* Written task *
Retype each record shown below, leaving every character as it is.

-- START OF The data --

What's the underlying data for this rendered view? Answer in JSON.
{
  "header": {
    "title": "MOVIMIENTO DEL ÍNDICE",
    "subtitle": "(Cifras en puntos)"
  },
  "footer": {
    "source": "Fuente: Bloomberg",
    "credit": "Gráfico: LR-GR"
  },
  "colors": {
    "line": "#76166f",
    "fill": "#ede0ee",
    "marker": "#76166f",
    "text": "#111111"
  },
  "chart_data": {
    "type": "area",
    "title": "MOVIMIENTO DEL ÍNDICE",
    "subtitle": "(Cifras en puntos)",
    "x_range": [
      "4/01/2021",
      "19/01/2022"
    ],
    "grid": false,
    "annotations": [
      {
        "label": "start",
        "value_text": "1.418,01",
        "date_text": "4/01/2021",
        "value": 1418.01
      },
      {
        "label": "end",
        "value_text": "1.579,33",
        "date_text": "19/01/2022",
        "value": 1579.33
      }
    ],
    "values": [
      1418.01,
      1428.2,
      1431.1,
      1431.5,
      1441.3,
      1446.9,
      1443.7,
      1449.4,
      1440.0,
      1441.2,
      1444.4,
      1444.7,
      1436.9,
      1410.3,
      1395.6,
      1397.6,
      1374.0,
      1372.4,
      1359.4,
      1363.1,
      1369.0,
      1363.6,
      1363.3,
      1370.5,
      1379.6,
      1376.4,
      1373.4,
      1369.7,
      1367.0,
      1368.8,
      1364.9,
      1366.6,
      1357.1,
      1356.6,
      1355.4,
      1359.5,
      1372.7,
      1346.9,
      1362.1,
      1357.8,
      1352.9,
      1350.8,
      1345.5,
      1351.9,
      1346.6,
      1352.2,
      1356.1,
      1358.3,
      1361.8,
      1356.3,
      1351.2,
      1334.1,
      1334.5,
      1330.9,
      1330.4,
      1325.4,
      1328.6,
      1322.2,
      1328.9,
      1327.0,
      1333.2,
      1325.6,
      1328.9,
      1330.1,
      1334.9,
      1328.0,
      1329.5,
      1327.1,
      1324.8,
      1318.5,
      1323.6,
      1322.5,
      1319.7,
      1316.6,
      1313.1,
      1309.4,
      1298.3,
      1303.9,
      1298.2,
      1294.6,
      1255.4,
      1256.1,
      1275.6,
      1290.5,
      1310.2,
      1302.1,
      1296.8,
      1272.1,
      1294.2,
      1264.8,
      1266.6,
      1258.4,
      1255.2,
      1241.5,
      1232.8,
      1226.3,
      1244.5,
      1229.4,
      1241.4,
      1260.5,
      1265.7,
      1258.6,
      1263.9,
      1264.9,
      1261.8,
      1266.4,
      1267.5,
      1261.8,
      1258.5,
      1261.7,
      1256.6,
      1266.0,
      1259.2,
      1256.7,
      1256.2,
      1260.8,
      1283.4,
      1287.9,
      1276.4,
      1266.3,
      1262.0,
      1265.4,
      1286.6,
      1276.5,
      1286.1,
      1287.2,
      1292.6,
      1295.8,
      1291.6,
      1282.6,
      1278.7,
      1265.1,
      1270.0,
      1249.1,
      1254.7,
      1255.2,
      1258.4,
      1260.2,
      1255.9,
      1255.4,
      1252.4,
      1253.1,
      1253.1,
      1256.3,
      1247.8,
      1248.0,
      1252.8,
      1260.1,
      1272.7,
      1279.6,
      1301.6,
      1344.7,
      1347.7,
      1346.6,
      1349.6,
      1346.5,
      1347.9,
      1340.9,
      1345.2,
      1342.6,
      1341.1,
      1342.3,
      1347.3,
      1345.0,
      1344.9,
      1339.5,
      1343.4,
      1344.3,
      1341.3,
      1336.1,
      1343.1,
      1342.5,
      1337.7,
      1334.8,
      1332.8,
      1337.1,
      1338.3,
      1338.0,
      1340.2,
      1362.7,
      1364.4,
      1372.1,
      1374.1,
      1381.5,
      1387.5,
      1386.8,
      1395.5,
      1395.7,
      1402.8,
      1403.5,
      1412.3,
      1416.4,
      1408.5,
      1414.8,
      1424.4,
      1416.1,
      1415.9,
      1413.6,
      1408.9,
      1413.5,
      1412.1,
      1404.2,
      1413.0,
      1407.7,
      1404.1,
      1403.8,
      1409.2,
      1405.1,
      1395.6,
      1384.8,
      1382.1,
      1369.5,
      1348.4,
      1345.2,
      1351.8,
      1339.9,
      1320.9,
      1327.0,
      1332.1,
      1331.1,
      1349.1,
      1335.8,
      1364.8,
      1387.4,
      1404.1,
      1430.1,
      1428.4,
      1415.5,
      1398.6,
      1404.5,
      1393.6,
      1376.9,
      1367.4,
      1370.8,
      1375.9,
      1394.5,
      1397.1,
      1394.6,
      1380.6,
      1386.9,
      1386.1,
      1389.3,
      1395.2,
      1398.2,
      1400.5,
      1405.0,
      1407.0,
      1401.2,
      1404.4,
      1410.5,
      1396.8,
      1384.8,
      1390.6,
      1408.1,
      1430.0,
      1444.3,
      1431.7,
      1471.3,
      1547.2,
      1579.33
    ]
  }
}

-- END OF The data --

* Result below *
What's the underlying data for this rendered view? Answer in JSON.
{
  "header": {
    "title": "MOVIMIENTO DEL ÍNDICE",
    "subtitle": "(Cifras en puntos)"
  },
  "footer": {
    "source": "Fuente: Bloomberg",
    "credit": "Gráfico: LR-GR"
  },
  "colors": {
    "line": "#76166f",
    "fill": "#ede0ee",
    "marker": "#76166f",
    "text": "#111111"
  },
  "chart_data": {
    "type": "area",
    "title": "MOVIMIENTO DEL ÍNDICE",
    "subtitle": "(Cifras en puntos)",
    "x_range": [
      "4/01/2021",
      "19/01/2022"
    ],
    "grid": false,
    "annotations": [
      {
        "label": "start",
        "value_text": "1.418,01",
        "date_text": "4/01/2021",
        "value": 1418.01
      },
      {
        "label": "end",
        "value_text": "1.579,33",
        "date_text": "19/01/2022",
        "value": 1579.33
      }
    ],
    "values": [
      1418.01,
      1428.2,
      1431.1,
      1431.5,
      1441.3,
      1446.9,
      1443.7,
      1449.4,
      1440.0,
      1441.2,
      1444.4,
      1444.7,
      1436.9,
      1410.3,
      1395.6,
      1397.6,
      1374.0,
      1372.4,
      1359.4,
      1363.1,
      1369.0,
      1363.6,
      1363.3,
      1370.5,
      1379.6,
      1376.4,
      1373.4,
      1369.7,
      1367.0,
      1368.8,
      1364.9,
      1366.6,
      1357.1,
      1356.6,
      1355.4,
      1359.5,
      1372.7,
      1346.9,
      1362.1,
      1357.8,
      1352.9,
      1350.8,
      1345.5,
      1351.9,
      1346.6,
      1352.2,
      1356.1,
      1358.3,
      1361.8,
      1356.3,
      1351.2,
      1334.1,
      1334.5,
      1330.9,
      1330.4,
      1325.4,
      1328.6,
      1322.2,
      1328.9,
      1327.0,
      1333.2,
      1325.6,
      1328.9,
      1330.1,
      1334.9,
      1328.0,
      1329.5,
      1327.1,
      1324.8,
      1318.5,
      1323.6,
      1322.5,
      1319.7,
      1316.6,
      1313.1,
      1309.4,
      1298.3,
      1303.9,
      1298.2,
      1294.6,
      1255.4,
      1256.1,
      1275.6,
      1290.5,
      1310.2,
      1302.1,
      1296.8,
      1272.1,
      1294.2,
      1264.8,
      1266.6,
      1258.4,
      1255.2,
      1241.5,
      1232.8,
      1226.3,
      1244.5,
      1229.4,
      1241.4,
      1260.5,
      1265.7,
      1258.6,
      1263.9,
      1264.9,
      1261.8,
      1266.4,
      1267.5,
      1261.8,
      1258.5,
      1261.7,
      1256.6,
      1266.0,
      1259.2,
      1256.7,
      1256.2,
      1260.8,
      1283.4,
      1287.9,
      1276.4,
      1266.3,
      1262.0,
      1265.4,
      1286.6,
      1276.5,
      1286.1,
      1287.2,
      1292.6,
      1295.8,
      1291.6,
      1282.6,
      1278.7,
      1265.1,
      1270.0,
      1249.1,
      1254.7,
      1255.2,
      1258.4,
      1260.2,
      1255.9,
      1255.4,
      1252.4,
      1253.1,
      1253.1,
      1256.3,
      1247.8,
      1248.0,
      1252.8,
      1260.1,
      1272.7,
      1279.6,
      1301.6,
      1344.7,
      1347.7,
      1346.6,
      1349.6,
      1346.5,
      1347.9,
      1340.9,
      1345.2,
      1342.6,
      1341.1,
      1342.3,
      1347.3,
      1345.0,
      1344.9,
      1339.5,
      1343.4,
      1344.3,
      1341.3,
      1336.1,
      1343.1,
      1342.5,
      1337.7,
      1334.8,
      1332.8,
      1337.1,
      1338.3,
      1338.0,
      1340.2,
      1362.7,
      1364.4,
      1372.1,
      1374.1,
      1381.5,
      1387.5,
      1386.8,
      1395.5,
      1395.7,
      1402.8,
      1403.5,
      1412.3,
      1416.4,
      1408.5,
      1414.8,
      1424.4,
      1416.1,
      1415.9,
      1413.6,
      1408.9,
      1413.5,
      1412.1,
      1404.2,
      1413.0,
      1407.7,
      1404.1,
      1403.8,
      1409.2,
      1405.1,
      1395.6,
      1384.8,
      1382.1,
      1369.5,
      1348.4,
      1345.2,
      1351.8,
      1339.9,
      1320.9,
      1327.0,
      1332.1,
      1331.1,
      1349.1,
      1335.8,
      1364.8,
      1387.4,
      1404.1,
      1430.1,
      1428.4,
      1415.5,
      1398.6,
      1404.5,
      1393.6,
      1376.9,
      1367.4,
      1370.8,
      1375.9,
      1394.5,
      1397.1,
      1394.6,
      1380.6,
      1386.9,
      1386.1,
      1389.3,
      1395.2,
      1398.2,
      1400.5,
      1405.0,
      1407.0,
      1401.2,
      1404.4,
      1410.5,
      1396.8,
      1384.8,
      1390.6,
      1408.1,
      1430.0,
      1444.3,
      1431.7,
      1471.3,
      1547.2,
      1579.33
    ]
  }
}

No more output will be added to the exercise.